▶ [EXERCISE REQUIREMENTS] Wherever "What" appears in a line, copy that line.
[start of DATA IN THIS EXERCISE]
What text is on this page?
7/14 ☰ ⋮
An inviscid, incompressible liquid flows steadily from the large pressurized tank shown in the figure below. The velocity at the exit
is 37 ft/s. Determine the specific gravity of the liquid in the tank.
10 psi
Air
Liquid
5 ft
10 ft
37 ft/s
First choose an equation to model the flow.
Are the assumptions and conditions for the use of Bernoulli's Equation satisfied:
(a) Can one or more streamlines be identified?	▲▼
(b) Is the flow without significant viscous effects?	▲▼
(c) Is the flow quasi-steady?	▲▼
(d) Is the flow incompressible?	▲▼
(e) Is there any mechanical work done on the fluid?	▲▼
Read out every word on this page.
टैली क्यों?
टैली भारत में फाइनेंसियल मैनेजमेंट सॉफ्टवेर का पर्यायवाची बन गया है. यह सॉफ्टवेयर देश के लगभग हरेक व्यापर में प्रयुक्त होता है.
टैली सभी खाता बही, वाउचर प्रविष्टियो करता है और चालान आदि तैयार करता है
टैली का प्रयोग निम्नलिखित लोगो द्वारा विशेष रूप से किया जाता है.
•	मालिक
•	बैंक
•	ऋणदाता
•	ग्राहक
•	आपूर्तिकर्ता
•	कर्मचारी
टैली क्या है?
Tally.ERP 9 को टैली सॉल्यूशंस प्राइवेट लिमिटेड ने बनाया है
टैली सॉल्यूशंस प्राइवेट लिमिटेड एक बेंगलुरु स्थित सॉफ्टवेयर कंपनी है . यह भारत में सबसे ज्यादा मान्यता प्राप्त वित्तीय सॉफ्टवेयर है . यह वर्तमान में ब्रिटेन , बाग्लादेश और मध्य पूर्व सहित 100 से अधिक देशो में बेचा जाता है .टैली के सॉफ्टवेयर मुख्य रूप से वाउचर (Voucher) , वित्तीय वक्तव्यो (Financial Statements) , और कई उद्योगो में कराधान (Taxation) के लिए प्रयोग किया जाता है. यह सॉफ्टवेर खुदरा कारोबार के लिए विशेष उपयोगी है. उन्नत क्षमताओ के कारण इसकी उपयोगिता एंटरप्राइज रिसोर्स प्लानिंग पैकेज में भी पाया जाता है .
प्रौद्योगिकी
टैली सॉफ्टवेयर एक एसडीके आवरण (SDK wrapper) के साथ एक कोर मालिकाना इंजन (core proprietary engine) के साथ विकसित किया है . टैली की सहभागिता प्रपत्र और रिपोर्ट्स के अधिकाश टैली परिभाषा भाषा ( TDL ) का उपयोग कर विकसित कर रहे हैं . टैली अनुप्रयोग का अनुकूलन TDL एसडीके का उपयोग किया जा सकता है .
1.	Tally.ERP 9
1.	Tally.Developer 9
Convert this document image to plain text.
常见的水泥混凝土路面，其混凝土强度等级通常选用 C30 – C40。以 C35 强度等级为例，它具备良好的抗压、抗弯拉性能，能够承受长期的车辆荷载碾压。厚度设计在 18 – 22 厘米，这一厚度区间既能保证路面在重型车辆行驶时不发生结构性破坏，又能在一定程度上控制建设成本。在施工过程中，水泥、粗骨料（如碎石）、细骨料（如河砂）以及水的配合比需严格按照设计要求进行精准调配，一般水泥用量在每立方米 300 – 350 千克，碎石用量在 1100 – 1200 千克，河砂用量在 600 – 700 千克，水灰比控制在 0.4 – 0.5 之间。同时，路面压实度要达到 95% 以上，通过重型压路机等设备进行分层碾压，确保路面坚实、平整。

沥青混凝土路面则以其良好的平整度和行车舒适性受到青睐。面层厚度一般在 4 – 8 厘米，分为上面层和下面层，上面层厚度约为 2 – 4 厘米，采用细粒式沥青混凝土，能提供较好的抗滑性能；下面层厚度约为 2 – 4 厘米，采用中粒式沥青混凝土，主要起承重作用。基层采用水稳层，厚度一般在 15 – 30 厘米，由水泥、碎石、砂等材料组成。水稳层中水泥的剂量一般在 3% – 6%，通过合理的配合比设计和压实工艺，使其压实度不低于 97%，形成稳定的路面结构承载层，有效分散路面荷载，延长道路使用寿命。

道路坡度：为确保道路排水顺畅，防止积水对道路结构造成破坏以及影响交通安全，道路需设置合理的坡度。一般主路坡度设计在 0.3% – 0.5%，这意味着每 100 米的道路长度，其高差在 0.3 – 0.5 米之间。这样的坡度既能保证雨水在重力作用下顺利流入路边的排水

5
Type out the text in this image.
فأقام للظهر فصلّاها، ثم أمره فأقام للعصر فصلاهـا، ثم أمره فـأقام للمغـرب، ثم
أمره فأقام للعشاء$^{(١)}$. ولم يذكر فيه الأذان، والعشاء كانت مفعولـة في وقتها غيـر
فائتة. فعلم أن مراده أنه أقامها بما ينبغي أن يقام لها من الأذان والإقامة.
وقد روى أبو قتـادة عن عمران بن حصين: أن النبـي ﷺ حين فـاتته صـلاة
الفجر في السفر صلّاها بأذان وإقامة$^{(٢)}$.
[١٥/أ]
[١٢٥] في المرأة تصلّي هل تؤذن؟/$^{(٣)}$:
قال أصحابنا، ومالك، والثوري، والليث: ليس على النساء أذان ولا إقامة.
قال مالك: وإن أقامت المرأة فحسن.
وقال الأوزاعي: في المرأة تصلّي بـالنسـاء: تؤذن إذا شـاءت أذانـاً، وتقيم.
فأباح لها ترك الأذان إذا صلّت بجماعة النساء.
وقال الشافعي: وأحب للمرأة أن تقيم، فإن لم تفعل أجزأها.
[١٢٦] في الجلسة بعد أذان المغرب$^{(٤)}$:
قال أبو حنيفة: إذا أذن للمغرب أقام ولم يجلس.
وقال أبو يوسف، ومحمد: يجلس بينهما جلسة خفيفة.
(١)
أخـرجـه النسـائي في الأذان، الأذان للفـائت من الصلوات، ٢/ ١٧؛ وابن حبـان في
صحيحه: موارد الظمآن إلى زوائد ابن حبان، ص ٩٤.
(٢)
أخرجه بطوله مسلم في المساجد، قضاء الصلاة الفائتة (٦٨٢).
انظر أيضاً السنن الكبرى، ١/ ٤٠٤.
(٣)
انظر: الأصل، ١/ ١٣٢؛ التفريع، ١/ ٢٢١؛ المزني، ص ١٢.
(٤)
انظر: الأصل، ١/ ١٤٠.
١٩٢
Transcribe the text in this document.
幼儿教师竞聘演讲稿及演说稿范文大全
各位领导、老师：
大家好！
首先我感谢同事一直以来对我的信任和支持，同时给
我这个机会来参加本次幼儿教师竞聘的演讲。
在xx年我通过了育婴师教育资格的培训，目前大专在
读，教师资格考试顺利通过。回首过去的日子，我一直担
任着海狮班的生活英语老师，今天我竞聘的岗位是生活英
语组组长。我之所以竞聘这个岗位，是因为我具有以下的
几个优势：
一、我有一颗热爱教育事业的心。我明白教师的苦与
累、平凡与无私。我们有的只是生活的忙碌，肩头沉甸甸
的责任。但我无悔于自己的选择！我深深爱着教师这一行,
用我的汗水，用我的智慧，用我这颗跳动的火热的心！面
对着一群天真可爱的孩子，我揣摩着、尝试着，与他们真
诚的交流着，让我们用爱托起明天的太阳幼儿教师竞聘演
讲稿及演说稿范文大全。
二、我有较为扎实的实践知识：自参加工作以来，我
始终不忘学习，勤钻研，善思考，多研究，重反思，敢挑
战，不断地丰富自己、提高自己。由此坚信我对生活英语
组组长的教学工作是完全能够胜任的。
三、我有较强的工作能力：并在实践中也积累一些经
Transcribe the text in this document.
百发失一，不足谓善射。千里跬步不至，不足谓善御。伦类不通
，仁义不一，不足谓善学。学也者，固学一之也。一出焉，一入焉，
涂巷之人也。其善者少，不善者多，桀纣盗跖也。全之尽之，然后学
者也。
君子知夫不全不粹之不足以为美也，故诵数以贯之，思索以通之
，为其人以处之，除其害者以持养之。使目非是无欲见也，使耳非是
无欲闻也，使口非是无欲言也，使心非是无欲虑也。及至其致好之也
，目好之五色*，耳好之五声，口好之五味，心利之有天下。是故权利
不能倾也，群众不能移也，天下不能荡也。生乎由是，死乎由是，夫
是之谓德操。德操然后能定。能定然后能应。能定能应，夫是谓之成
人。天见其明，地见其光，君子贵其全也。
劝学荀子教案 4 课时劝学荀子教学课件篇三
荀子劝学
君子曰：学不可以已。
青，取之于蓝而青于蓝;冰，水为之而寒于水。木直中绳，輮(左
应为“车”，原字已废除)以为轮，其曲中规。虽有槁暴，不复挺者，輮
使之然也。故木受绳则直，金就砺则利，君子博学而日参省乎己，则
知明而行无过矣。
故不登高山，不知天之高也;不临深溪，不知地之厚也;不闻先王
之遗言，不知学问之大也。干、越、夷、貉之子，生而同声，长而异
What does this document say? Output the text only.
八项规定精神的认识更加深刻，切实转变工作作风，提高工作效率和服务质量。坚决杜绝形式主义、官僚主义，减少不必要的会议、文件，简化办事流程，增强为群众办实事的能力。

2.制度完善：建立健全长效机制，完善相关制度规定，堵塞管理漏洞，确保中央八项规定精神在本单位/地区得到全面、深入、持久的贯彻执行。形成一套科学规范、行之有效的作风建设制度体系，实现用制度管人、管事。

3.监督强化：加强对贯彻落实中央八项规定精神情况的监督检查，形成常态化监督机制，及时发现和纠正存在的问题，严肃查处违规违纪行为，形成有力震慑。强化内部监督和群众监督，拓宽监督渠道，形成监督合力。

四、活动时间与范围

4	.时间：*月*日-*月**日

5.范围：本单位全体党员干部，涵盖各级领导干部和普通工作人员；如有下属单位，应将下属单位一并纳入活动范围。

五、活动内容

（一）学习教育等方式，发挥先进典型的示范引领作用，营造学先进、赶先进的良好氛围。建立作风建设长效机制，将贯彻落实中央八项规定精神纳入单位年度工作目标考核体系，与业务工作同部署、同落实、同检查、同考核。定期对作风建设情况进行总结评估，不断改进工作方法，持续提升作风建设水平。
[end of DATA IN THIS EXERCISE]
▶ [WRITTEN RESPONSE]
What text is on this page?
What does this document say? Output the text only.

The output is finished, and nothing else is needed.